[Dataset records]
________________________________________

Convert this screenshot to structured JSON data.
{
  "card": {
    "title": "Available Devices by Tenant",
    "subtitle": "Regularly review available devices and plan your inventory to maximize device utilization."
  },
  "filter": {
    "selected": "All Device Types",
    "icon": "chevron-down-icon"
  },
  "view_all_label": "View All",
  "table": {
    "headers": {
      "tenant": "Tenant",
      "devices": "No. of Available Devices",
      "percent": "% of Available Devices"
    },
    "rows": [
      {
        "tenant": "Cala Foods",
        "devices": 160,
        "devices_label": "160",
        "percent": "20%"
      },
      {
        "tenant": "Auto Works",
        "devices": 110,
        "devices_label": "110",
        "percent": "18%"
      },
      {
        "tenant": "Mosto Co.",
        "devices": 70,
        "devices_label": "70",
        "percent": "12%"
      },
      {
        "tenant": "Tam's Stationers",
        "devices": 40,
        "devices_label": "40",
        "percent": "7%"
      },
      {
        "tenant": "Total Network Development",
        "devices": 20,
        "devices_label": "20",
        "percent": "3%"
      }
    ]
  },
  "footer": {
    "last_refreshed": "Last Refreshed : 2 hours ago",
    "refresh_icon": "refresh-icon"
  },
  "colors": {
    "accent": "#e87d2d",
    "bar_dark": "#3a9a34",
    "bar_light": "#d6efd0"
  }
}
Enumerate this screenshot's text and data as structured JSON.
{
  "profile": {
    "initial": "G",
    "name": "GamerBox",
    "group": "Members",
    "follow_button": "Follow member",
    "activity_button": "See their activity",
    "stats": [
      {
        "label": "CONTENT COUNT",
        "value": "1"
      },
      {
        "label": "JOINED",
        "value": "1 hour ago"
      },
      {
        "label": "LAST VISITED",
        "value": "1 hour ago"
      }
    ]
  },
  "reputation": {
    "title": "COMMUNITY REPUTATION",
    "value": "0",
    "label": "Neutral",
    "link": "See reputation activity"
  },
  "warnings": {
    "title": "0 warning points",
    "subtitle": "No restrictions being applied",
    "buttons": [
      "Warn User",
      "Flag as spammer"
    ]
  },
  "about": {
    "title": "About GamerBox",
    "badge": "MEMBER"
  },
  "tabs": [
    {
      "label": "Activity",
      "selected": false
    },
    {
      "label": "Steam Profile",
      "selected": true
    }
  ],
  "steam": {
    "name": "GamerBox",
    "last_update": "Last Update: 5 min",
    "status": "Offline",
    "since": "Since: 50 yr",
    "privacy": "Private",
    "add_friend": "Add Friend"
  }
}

________________________________________

Everything in the listing above should be restated exactly.

Convert this screenshot to structured JSON data.
{
  "card": {
    "title": "Available Devices by Tenant",
    "subtitle": "Regularly review available devices and plan your inventory to maximize device utilization."
  },
  "filter": {
    "selected": "All Device Types",
    "icon": "chevron-down-icon"
  },
  "view_all_label": "View All",
  "table": {
    "headers": {
      "tenant": "Tenant",
      "devices": "No. of Available Devices",
      "percent": "% of Available Devices"
    },
    "rows": [
      {
        "tenant": "Cala Foods",
        "devices": 160,
        "devices_label": "160",
        "percent": "20%"
      },
      {
        "tenant": "Auto Works",
        "devices": 110,
        "devices_label": "110",
        "percent": "18%"
      },
      {
        "tenant": "Mosto Co.",
        "devices": 70,
        "devices_label": "70",
        "percent": "12%"
      },
      {
        "tenant": "Tam's Stationers",
        "devices": 40,
        "devices_label": "40",
        "percent": "7%"
      },
      {
        "tenant": "Total Network Development",
        "devices": 20,
        "devices_label": "20",
        "percent": "3%"
      }
    ]
  },
  "footer": {
    "last_refreshed": "Last Refreshed : 2 hours ago",
    "refresh_icon": "refresh-icon"
  },
  "colors": {
    "accent": "#e87d2d",
    "bar_dark": "#3a9a34",
    "bar_light": "#d6efd0"
  }
}
Enumerate this screenshot's text and data as structured JSON.
{
  "profile": {
    "initial": "G",
    "name": "GamerBox",
    "group": "Members",
    "follow_button": "Follow member",
    "activity_button": "See their activity",
    "stats": [
      {
        "label": "CONTENT COUNT",
        "value": "1"
      },
      {
        "label": "JOINED",
        "value": "1 hour ago"
      },
      {
        "label": "LAST VISITED",
        "value": "1 hour ago"
      }
    ]
  },
  "reputation": {
    "title": "COMMUNITY REPUTATION",
    "value": "0",
    "label": "Neutral",
    "link": "See reputation activity"
  },
  "warnings": {
    "title": "0 warning points",
    "subtitle": "No restrictions being applied",
    "buttons": [
      "Warn User",
      "Flag as spammer"
    ]
  },
  "about": {
    "title": "About GamerBox",
    "badge": "MEMBER"
  },
  "tabs": [
    {
      "label": "Activity",
      "selected": false
    },
    {
      "label": "Steam Profile",
      "selected": true
    }
  ],
  "steam": {
    "name": "GamerBox",
    "last_update": "Last Update: 5 min",
    "status": "Offline",
    "since": "Since: 50 yr",
    "privacy": "Private",
    "add_friend": "Add Friend"
  }
}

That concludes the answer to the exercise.